From the listing below, extract each line containing the string "JSON".

┏━━

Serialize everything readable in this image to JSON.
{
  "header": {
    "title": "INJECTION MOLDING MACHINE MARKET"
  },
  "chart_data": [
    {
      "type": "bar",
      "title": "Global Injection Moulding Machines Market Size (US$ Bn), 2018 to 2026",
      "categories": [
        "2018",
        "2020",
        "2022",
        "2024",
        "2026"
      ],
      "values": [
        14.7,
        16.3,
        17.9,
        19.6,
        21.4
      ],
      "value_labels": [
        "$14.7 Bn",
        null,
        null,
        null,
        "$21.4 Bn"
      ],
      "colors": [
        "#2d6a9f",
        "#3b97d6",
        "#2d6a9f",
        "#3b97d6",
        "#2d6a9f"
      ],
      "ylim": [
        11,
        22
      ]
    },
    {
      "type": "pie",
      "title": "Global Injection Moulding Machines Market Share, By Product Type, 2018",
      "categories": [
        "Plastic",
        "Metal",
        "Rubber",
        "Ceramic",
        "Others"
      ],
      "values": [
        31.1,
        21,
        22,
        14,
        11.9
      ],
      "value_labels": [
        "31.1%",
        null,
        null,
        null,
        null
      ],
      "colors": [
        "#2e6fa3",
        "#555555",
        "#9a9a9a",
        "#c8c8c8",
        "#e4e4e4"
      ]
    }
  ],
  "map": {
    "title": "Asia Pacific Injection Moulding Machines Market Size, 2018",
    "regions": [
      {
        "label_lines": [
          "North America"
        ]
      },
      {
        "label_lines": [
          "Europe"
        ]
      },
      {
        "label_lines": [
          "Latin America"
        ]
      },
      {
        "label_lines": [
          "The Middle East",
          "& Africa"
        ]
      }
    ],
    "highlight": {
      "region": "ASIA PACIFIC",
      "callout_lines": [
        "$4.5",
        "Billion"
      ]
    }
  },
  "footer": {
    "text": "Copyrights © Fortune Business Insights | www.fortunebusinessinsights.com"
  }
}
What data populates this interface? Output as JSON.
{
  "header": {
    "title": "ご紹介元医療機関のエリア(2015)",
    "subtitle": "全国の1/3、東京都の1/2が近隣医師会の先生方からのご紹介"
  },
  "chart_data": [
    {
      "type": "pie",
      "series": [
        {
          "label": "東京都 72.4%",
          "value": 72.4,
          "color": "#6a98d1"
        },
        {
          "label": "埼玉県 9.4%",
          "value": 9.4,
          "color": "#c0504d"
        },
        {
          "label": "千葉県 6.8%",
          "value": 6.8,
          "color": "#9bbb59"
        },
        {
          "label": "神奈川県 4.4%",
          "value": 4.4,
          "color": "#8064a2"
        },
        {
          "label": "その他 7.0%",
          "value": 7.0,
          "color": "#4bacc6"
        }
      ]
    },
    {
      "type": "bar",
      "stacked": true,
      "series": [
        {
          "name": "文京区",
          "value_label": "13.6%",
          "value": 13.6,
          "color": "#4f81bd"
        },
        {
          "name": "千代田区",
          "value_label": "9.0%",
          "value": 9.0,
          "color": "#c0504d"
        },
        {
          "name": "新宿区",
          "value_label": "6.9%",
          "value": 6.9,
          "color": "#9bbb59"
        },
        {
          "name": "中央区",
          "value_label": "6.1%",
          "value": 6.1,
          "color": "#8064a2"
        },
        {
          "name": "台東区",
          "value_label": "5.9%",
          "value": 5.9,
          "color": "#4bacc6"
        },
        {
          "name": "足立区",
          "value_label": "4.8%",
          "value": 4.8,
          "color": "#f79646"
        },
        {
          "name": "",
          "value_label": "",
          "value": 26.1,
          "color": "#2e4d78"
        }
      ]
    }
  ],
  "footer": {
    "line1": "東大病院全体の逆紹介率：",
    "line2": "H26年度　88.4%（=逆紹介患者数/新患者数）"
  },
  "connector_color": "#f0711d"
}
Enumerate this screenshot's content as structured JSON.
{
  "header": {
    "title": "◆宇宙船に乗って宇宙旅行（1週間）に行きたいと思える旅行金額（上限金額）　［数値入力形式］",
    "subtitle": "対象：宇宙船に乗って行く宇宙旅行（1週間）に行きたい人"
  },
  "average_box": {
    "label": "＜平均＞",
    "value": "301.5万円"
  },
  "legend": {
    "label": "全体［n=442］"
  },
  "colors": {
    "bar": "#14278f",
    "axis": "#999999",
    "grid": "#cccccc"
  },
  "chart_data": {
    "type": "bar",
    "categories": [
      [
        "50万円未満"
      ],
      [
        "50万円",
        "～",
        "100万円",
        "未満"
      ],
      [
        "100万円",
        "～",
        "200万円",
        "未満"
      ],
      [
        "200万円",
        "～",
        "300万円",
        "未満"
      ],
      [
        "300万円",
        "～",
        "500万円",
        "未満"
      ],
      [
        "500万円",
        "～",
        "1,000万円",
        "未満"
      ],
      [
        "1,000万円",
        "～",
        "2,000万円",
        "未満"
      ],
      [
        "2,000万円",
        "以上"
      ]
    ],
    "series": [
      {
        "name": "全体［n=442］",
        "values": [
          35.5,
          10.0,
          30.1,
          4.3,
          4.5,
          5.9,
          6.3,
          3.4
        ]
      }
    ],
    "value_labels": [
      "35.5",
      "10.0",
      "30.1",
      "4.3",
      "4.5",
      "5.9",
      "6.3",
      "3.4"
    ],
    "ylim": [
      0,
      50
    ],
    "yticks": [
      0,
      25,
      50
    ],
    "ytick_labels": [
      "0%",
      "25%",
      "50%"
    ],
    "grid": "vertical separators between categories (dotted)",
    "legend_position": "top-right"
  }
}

┗━━

- WRITTEN SOLUTION
Serialize everything readable in this image to JSON.
What data populates this interface? Output as JSON.
Enumerate this screenshot's content as structured JSON.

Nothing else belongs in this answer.